Problem to work on ▸ Reproduce every entry exactly as shown.

Stored data:
☆ ☆ ☆ ☆
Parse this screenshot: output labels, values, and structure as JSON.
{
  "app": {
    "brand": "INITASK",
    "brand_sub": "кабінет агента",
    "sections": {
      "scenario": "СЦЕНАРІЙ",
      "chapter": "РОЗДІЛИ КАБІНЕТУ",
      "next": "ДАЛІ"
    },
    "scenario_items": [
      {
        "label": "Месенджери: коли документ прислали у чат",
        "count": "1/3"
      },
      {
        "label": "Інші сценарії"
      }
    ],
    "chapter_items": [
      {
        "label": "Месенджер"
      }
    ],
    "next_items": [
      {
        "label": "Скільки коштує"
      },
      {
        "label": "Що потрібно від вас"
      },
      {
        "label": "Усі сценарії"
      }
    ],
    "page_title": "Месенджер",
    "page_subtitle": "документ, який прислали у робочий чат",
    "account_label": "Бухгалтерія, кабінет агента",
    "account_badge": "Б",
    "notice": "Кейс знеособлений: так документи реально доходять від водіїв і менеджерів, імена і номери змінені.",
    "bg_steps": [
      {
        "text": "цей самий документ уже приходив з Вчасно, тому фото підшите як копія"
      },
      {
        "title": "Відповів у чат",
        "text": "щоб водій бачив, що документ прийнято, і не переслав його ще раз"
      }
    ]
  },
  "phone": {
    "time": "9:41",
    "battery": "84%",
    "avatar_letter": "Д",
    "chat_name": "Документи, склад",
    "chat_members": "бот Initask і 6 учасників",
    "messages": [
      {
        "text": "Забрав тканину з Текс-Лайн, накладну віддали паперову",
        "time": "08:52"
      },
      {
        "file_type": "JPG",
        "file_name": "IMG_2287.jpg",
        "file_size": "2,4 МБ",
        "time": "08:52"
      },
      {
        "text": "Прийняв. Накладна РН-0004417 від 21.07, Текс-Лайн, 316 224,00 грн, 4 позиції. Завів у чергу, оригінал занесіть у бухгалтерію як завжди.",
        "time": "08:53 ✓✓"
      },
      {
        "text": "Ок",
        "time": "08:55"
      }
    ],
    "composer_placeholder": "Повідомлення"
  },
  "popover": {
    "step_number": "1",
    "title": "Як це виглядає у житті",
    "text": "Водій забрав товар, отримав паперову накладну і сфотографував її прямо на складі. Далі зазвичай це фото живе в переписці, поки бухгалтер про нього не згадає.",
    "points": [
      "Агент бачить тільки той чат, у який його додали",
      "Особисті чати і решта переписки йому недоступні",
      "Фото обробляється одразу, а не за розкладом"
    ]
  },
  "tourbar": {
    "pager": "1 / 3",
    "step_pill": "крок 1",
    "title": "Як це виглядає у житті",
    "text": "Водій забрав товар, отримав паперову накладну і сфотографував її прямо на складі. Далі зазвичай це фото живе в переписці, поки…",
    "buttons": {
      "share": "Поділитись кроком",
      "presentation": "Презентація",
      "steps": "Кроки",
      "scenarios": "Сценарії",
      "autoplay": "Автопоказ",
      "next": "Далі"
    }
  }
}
☆ ☆ ☆ ☆
Complete response ▸
Parse this screenshot: output labels, values, and structure as JSON.
{
  "app": {
    "brand": "INITASK",
    "brand_sub": "кабінет агента",
    "sections": {
      "scenario": "СЦЕНАРІЙ",
      "chapter": "РОЗДІЛИ КАБІНЕТУ",
      "next": "ДАЛІ"
    },
    "scenario_items": [
      {
        "label": "Месенджери: коли документ прислали у чат",
        "count": "1/3"
      },
      {
        "label": "Інші сценарії"
      }
    ],
    "chapter_items": [
      {
        "label": "Месенджер"
      }
    ],
    "next_items": [
      {
        "label": "Скільки коштує"
      },
      {
        "label": "Що потрібно від вас"
      },
      {
        "label": "Усі сценарії"
      }
    ],
    "page_title": "Месенджер",
    "page_subtitle": "документ, який прислали у робочий чат",
    "account_label": "Бухгалтерія, кабінет агента",
    "account_badge": "Б",
    "notice": "Кейс знеособлений: так документи реально доходять від водіїв і менеджерів, імена і номери змінені.",
    "bg_steps": [
      {
        "text": "цей самий документ уже приходив з Вчасно, тому фото підшите як копія"
      },
      {
        "title": "Відповів у чат",
        "text": "щоб водій бачив, що документ прийнято, і не переслав його ще раз"
      }
    ]
  },
  "phone": {
    "time": "9:41",
    "battery": "84%",
    "avatar_letter": "Д",
    "chat_name": "Документи, склад",
    "chat_members": "бот Initask і 6 учасників",
    "messages": [
      {
        "text": "Забрав тканину з Текс-Лайн, накладну віддали паперову",
        "time": "08:52"
      },
      {
        "file_type": "JPG",
        "file_name": "IMG_2287.jpg",
        "file_size": "2,4 МБ",
        "time": "08:52"
      },
      {
        "text": "Прийняв. Накладна РН-0004417 від 21.07, Текс-Лайн, 316 224,00 грн, 4 позиції. Завів у чергу, оригінал занесіть у бухгалтерію як завжди.",
        "time": "08:53 ✓✓"
      },
      {
        "text": "Ок",
        "time": "08:55"
      }
    ],
    "composer_placeholder": "Повідомлення"
  },
  "popover": {
    "step_number": "1",
    "title": "Як це виглядає у житті",
    "text": "Водій забрав товар, отримав паперову накладну і сфотографував її прямо на складі. Далі зазвичай це фото живе в переписці, поки бухгалтер про нього не згадає.",
    "points": [
      "Агент бачить тільки той чат, у який його додали",
      "Особисті чати і решта переписки йому недоступні",
      "Фото обробляється одразу, а не за розкладом"
    ]
  },
  "tourbar": {
    "pager": "1 / 3",
    "step_pill": "крок 1",
    "title": "Як це виглядає у житті",
    "text": "Водій забрав товар, отримав паперову накладну і сфотографував її прямо на складі. Далі зазвичай це фото живе в переписці, поки…",
    "buttons": {
      "share": "Поділитись кроком",
      "presentation": "Презентація",
      "steps": "Кроки",
      "scenarios": "Сценарії",
      "autoplay": "Автопоказ",
      "next": "Далі"
    }
  }
}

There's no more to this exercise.